**Dataset content**:
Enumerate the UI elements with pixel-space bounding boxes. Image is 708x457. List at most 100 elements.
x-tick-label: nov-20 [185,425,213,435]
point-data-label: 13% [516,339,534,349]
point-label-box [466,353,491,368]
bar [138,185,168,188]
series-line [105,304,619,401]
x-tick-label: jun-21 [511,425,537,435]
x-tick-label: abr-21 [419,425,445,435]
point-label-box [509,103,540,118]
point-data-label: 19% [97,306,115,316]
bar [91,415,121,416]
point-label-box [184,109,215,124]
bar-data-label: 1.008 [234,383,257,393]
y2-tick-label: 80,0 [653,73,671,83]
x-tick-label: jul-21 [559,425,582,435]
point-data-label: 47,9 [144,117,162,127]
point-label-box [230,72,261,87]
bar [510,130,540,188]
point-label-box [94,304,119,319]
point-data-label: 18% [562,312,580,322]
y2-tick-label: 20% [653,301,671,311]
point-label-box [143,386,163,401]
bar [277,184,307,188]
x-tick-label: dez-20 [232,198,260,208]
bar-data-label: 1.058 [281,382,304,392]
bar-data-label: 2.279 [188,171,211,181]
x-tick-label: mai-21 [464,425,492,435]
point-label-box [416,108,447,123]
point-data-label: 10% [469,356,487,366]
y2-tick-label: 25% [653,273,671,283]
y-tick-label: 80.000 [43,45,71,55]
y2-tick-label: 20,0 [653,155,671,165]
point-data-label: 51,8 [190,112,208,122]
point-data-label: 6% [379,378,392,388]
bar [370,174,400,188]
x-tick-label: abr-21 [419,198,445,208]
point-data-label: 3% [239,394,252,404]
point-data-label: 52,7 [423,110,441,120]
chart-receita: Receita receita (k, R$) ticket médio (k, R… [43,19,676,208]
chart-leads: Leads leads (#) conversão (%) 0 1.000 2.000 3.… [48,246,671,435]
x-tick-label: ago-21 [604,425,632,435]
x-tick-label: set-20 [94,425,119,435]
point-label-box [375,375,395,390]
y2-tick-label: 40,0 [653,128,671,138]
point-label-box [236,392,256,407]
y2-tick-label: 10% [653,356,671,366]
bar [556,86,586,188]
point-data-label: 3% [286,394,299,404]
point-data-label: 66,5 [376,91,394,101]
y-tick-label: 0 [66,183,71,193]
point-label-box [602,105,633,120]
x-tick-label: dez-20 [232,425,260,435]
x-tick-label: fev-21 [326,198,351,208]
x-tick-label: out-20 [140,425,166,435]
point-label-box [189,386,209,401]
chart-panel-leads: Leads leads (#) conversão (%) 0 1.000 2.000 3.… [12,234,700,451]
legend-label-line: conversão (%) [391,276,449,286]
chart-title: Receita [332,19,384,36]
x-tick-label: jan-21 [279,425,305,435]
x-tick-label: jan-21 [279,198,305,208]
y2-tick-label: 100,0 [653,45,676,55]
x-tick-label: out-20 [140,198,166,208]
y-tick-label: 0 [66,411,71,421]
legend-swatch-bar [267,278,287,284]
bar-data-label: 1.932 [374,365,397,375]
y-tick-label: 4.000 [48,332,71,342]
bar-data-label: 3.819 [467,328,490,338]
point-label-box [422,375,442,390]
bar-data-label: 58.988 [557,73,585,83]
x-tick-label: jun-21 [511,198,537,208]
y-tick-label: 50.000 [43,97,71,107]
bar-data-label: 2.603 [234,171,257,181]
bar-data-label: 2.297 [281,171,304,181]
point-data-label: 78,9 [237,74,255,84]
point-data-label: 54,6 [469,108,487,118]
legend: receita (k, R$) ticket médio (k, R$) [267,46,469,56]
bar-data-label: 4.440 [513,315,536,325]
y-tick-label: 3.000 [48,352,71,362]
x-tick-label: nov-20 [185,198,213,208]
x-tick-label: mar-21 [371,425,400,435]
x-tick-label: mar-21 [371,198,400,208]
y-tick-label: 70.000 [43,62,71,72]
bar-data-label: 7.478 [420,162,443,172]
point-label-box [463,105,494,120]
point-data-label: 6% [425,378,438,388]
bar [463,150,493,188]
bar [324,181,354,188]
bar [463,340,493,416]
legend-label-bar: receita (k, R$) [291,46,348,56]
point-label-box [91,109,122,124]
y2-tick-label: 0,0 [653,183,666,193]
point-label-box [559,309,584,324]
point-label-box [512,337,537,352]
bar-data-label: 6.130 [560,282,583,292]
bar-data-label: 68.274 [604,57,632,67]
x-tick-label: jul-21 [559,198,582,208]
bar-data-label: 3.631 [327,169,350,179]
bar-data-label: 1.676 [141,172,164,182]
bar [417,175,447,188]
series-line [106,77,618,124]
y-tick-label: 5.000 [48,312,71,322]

**What the task requires**: Reproduce the entries above word for word, from the first line through the line containing "point-data-label: 6% [379,378,392,388]", with both ends included.

**Result of the task**:
Enumerate the UI elements with pixel-space bounding boxes. Image is 708x457. List at most 100 elements.
x-tick-label: nov-20 [185,425,213,435]
point-data-label: 13% [516,339,534,349]
point-label-box [466,353,491,368]
bar [138,185,168,188]
series-line [105,304,619,401]
x-tick-label: jun-21 [511,425,537,435]
x-tick-label: abr-21 [419,425,445,435]
point-label-box [509,103,540,118]
point-data-label: 19% [97,306,115,316]
bar [91,415,121,416]
point-label-box [184,109,215,124]
bar-data-label: 1.008 [234,383,257,393]
y2-tick-label: 80,0 [653,73,671,83]
x-tick-label: jul-21 [559,425,582,435]
point-data-label: 47,9 [144,117,162,127]
point-label-box [230,72,261,87]
bar [510,130,540,188]
point-label-box [94,304,119,319]
point-data-label: 18% [562,312,580,322]
y2-tick-label: 20% [653,301,671,311]
point-label-box [143,386,163,401]
bar [277,184,307,188]
x-tick-label: dez-20 [232,198,260,208]
bar-data-label: 1.058 [281,382,304,392]
bar-data-label: 2.279 [188,171,211,181]
x-tick-label: mai-21 [464,425,492,435]
point-label-box [416,108,447,123]
point-data-label: 10% [469,356,487,366]
y2-tick-label: 25% [653,273,671,283]
y-tick-label: 80.000 [43,45,71,55]
y2-tick-label: 20,0 [653,155,671,165]
point-data-label: 51,8 [190,112,208,122]
point-data-label: 6% [379,378,392,388]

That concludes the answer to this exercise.